● Objective:
Reproduce the data below character for character, everything from its first line down to the line containing "279, 292, 297]", both ends included.

● Given records:
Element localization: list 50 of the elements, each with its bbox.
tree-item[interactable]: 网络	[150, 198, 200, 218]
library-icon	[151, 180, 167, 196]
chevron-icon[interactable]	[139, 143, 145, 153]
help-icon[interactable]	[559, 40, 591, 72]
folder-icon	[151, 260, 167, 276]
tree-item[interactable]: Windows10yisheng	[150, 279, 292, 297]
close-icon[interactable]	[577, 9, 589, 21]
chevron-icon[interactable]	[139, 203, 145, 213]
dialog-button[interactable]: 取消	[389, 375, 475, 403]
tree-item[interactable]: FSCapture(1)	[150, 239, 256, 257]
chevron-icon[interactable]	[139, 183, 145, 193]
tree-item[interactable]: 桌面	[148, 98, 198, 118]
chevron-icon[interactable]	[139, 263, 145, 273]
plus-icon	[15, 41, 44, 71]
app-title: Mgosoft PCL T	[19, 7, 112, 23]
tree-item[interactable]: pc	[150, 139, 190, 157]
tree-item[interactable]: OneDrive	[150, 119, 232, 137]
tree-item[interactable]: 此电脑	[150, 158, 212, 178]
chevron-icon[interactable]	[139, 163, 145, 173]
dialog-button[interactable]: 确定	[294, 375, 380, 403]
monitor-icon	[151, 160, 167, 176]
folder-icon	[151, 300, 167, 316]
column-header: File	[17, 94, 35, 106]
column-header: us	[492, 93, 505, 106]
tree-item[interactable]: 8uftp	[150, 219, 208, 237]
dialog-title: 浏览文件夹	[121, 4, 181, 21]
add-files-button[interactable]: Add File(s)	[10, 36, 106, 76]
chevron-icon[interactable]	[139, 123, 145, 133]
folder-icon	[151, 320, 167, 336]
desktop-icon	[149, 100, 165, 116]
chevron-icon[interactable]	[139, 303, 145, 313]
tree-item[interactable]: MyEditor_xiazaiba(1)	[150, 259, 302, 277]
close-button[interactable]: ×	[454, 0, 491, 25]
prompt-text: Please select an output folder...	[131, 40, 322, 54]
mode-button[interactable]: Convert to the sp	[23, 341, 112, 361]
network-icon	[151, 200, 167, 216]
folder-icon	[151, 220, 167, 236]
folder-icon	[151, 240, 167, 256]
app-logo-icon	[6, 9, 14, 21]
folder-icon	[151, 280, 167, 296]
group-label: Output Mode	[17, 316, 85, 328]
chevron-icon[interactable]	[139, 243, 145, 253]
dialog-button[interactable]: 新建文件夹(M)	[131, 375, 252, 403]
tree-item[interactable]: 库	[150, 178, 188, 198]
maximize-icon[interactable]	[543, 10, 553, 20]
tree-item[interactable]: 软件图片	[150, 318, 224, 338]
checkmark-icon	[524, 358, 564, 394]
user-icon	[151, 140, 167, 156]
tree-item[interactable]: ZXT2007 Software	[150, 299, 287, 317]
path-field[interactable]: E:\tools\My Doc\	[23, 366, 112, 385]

● The response:
Element localization: list 50 of the elements, each with its bbox.
tree-item[interactable]: 网络	[150, 198, 200, 218]
library-icon	[151, 180, 167, 196]
chevron-icon[interactable]	[139, 143, 145, 153]
help-icon[interactable]	[559, 40, 591, 72]
folder-icon	[151, 260, 167, 276]
tree-item[interactable]: Windows10yisheng	[150, 279, 292, 297]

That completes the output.